The task: Note each line where "вязкость" appears, and copy it.
------------------------------------
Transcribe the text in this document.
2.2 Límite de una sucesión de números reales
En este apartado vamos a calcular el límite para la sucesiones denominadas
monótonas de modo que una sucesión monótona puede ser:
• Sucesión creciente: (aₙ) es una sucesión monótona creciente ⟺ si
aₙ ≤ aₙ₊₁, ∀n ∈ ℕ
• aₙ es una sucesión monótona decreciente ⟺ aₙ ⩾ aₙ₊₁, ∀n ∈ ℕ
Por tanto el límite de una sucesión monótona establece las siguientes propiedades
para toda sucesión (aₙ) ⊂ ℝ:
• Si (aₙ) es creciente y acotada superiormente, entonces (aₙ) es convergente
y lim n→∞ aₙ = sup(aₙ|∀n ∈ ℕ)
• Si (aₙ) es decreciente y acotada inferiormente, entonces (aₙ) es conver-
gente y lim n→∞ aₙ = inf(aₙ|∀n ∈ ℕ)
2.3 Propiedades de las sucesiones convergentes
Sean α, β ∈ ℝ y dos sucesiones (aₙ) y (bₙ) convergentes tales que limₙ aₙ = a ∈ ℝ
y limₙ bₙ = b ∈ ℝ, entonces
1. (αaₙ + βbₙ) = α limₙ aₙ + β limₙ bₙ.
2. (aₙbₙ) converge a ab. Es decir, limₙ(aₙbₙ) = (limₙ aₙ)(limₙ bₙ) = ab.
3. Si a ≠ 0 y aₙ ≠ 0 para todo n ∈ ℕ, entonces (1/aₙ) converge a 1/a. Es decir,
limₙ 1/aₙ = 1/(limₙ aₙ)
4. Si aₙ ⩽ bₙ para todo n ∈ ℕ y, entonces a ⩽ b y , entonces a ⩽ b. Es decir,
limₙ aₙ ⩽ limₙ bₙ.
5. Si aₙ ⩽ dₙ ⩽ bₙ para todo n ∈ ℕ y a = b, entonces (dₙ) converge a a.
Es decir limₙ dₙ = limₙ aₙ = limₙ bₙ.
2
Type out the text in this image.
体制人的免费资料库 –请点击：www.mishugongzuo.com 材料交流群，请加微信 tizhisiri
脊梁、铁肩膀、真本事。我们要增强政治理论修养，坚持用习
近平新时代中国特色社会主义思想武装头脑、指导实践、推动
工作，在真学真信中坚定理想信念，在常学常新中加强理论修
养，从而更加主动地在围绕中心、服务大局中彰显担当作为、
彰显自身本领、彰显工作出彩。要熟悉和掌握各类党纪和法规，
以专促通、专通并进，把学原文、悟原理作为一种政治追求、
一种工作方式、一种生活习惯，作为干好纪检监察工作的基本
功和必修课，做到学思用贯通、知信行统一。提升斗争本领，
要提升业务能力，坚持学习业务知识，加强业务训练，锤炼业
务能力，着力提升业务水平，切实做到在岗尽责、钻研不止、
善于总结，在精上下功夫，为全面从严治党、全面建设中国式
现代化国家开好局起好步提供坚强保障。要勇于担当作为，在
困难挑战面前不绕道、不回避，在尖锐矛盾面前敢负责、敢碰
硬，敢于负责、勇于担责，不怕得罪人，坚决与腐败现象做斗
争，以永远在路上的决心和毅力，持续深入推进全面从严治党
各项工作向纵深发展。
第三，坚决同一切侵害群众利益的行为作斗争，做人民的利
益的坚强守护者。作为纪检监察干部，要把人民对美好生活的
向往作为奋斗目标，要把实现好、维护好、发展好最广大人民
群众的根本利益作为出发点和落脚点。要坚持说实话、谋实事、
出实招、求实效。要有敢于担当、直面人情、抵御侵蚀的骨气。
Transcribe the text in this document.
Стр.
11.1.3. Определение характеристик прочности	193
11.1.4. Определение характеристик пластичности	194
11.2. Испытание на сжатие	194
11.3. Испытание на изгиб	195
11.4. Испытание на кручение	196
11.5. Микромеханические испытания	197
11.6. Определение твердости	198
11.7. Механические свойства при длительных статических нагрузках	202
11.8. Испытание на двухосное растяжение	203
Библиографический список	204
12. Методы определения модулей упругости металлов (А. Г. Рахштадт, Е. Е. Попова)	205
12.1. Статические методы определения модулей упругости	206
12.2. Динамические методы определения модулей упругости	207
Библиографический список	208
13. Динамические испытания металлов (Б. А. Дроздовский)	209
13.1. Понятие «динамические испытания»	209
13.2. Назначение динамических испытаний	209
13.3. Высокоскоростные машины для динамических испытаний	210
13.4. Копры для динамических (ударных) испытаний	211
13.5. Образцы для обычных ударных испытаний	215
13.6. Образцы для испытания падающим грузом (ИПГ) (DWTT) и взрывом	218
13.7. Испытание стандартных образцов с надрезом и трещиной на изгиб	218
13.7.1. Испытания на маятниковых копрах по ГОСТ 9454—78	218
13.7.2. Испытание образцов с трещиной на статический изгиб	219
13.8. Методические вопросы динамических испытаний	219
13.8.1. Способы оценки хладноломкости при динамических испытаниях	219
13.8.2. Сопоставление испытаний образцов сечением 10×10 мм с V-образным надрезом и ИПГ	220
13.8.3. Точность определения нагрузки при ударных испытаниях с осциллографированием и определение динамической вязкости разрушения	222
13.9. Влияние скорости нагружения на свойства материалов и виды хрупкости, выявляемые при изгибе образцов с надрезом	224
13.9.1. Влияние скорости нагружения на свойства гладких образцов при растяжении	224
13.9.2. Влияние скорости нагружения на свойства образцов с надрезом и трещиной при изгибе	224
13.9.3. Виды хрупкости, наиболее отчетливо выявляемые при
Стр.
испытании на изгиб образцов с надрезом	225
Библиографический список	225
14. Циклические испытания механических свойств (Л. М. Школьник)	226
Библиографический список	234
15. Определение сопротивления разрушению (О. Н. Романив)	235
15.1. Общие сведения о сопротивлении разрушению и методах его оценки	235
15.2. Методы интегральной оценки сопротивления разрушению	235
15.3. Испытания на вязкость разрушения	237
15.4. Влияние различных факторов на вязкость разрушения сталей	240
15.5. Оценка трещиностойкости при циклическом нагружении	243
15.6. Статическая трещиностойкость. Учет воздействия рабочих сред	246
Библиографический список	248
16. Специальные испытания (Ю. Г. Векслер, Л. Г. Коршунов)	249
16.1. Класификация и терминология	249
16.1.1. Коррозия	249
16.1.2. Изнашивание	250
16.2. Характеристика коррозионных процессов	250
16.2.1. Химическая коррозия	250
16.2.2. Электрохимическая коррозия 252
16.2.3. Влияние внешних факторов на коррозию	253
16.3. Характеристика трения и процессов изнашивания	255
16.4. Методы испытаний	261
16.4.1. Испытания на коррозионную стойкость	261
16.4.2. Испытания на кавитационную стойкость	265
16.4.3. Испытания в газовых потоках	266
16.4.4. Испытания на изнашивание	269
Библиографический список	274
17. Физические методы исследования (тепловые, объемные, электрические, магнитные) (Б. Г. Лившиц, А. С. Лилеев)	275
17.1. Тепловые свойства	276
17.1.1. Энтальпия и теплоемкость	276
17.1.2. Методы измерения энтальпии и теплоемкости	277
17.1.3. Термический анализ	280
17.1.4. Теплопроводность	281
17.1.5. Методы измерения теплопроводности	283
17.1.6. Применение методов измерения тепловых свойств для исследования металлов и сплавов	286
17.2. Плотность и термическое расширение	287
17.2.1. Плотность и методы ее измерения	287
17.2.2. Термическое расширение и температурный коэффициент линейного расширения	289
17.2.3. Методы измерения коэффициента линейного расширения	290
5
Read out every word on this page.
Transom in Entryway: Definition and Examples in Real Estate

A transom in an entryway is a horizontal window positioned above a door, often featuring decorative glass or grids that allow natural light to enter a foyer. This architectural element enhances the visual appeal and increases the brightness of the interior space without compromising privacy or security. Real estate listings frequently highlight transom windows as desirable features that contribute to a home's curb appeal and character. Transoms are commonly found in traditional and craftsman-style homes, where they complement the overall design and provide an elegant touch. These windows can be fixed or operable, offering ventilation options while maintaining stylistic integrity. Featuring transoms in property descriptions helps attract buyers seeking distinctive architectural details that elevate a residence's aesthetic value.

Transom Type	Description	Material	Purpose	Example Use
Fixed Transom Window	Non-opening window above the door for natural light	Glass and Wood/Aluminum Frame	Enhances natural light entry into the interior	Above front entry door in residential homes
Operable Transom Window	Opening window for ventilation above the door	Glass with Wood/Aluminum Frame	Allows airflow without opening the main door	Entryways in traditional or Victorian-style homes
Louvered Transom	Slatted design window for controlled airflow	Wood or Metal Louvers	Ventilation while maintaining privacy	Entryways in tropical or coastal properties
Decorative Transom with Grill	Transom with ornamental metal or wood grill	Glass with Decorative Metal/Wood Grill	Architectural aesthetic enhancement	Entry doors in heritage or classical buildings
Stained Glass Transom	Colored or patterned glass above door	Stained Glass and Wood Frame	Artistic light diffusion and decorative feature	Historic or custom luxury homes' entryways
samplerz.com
------------------------------------
Exercise solution:
15.3. Испытания на вязкость разрушения	237
15.4. Влияние различных факторов на вязкость разрушения сталей	240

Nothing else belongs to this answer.